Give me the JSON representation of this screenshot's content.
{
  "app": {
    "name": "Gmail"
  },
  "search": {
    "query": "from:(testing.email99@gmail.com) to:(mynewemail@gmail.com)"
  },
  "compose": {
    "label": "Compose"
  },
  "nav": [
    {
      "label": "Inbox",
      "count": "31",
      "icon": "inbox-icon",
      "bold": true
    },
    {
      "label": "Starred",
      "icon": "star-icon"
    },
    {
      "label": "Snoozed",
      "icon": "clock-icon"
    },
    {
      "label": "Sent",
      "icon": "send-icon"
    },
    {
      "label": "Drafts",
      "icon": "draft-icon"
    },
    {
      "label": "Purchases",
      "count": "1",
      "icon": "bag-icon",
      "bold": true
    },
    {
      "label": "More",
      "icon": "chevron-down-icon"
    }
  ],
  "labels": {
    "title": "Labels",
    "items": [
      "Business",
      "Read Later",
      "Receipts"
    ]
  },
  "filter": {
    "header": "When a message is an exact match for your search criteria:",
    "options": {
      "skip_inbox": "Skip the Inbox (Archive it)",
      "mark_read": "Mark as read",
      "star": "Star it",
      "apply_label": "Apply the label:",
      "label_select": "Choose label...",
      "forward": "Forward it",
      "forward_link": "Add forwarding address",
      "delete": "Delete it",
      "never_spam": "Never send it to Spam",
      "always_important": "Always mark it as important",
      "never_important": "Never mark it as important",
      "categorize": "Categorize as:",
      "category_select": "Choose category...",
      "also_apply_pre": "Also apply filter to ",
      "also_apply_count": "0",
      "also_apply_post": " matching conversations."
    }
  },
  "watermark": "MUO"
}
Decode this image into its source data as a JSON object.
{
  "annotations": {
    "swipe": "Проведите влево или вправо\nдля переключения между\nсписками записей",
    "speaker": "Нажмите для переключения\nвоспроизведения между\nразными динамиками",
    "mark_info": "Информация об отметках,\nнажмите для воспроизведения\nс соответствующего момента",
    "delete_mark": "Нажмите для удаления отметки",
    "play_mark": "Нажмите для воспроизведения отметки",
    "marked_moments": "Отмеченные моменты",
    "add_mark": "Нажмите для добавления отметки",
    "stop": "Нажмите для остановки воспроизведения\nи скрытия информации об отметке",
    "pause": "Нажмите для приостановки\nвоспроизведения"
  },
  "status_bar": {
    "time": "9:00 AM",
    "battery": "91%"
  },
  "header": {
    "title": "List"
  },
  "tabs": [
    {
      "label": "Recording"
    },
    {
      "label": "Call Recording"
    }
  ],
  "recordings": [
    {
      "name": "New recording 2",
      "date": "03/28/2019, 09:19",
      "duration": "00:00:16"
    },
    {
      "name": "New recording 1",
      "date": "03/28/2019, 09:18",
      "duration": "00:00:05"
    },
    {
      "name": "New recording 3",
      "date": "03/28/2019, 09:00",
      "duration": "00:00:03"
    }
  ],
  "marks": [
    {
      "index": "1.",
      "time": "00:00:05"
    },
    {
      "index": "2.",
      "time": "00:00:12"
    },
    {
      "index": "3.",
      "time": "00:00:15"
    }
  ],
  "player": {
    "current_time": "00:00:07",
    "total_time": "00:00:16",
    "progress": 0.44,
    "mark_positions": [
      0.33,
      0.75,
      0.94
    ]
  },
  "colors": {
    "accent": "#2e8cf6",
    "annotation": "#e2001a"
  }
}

--- REQUIREMENTS ---
Report only how many lines in the records contain the word "header".

--- RESPONSE TO THIS TASK ---
2